# WRITTEN INSTRUCTION
From the entries below, copy every line that holds the word "bits".

┌────────

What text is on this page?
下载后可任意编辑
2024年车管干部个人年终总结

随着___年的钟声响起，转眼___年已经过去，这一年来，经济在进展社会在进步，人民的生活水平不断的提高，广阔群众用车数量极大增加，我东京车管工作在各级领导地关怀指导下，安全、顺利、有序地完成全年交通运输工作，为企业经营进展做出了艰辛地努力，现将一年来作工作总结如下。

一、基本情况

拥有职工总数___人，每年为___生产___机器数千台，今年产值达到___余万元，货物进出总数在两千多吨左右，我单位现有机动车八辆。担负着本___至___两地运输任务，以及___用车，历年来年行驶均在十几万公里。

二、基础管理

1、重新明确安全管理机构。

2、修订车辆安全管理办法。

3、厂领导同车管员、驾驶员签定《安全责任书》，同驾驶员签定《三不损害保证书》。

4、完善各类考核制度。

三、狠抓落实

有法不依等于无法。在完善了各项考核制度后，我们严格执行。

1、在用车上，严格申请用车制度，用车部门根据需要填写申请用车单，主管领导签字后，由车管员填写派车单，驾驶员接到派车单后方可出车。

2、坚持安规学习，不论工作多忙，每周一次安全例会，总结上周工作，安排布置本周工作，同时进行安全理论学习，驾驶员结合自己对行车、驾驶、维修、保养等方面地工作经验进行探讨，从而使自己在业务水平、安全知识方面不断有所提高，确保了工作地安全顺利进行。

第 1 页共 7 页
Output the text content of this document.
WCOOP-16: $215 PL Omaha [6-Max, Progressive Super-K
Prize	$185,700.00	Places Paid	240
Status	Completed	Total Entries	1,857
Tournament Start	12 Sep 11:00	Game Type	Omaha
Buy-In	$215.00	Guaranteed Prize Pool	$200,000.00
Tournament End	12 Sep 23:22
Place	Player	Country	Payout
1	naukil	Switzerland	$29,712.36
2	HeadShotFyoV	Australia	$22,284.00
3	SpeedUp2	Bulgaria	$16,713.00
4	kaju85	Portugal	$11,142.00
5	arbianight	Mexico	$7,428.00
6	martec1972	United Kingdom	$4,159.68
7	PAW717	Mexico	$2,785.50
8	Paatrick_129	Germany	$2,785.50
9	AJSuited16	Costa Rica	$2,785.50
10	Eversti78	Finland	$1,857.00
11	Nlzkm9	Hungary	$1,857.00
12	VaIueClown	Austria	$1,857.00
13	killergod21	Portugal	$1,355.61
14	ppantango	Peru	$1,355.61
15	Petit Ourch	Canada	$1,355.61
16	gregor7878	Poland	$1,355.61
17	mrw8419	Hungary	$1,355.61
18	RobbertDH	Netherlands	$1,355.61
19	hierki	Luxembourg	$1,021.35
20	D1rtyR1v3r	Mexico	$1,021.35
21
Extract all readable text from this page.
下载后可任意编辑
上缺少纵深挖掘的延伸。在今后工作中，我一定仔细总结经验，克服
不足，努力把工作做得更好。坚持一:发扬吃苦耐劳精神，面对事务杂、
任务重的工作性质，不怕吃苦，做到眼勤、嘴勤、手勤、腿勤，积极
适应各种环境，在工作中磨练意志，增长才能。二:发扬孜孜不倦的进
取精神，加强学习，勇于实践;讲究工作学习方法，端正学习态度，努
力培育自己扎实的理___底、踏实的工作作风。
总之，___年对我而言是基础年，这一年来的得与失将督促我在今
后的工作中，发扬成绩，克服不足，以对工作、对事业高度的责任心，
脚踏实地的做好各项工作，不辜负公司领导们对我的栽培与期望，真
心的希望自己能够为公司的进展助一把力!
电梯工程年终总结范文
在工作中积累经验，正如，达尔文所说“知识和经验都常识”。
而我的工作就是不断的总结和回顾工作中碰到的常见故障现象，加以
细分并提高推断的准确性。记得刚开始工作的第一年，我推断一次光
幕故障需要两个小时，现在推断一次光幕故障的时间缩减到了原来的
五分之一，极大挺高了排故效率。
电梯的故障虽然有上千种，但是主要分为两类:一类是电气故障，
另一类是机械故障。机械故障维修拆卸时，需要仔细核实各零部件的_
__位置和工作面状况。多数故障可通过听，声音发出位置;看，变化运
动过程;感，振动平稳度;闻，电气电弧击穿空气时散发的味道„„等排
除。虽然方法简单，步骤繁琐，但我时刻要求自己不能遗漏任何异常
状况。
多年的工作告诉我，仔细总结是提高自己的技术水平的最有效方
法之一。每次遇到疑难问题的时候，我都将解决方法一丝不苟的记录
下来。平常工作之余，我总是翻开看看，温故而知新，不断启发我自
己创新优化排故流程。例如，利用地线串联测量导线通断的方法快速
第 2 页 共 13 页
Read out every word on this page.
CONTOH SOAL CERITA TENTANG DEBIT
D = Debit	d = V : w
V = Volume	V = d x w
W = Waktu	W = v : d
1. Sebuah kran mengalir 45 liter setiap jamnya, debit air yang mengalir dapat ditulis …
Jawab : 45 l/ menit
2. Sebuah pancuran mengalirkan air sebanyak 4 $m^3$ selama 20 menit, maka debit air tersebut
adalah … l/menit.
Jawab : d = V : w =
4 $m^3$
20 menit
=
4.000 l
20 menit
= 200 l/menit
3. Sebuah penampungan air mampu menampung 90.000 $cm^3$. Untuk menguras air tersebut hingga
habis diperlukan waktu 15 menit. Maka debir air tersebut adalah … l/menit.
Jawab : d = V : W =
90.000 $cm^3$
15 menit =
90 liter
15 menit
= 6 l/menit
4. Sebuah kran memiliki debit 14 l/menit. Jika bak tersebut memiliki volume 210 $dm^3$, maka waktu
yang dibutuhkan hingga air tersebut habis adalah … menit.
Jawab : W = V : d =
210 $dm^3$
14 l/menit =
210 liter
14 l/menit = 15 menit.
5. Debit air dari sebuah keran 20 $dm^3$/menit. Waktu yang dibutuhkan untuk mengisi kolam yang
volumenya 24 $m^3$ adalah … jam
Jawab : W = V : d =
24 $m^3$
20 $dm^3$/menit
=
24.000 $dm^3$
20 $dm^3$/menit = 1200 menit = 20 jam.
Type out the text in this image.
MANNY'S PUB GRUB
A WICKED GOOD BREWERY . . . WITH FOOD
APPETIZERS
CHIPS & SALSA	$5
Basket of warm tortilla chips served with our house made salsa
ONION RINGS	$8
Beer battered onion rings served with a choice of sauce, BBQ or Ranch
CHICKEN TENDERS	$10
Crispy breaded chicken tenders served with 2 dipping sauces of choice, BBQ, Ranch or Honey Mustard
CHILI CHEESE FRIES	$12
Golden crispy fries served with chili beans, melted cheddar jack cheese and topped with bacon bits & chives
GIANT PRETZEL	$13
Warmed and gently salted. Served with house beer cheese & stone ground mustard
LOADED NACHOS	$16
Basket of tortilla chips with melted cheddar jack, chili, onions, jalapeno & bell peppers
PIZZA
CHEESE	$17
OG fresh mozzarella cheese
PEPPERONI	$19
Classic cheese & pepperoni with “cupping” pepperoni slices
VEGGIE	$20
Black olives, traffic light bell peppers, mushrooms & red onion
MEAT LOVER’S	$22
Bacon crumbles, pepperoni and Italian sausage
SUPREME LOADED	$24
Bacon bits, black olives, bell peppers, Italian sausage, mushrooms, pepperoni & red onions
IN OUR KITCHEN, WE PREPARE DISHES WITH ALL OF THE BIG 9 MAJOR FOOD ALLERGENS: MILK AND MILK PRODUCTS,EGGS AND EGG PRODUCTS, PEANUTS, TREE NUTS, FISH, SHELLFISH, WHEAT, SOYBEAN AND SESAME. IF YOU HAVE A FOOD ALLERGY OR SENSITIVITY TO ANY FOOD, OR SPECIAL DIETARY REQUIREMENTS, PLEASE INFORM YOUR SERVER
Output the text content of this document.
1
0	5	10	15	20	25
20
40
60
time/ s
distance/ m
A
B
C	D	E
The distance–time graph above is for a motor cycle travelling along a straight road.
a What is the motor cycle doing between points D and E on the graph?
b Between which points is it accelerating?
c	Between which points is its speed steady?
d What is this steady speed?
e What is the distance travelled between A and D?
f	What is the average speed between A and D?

└────────

# OUTPUT BELOW
Golden crispy fries served with chili beans, melted cheddar jack cheese and topped with bacon bits & chives
Bacon bits, black olives, bell peppers, Italian sausage, mushrooms, pepperoni & red onions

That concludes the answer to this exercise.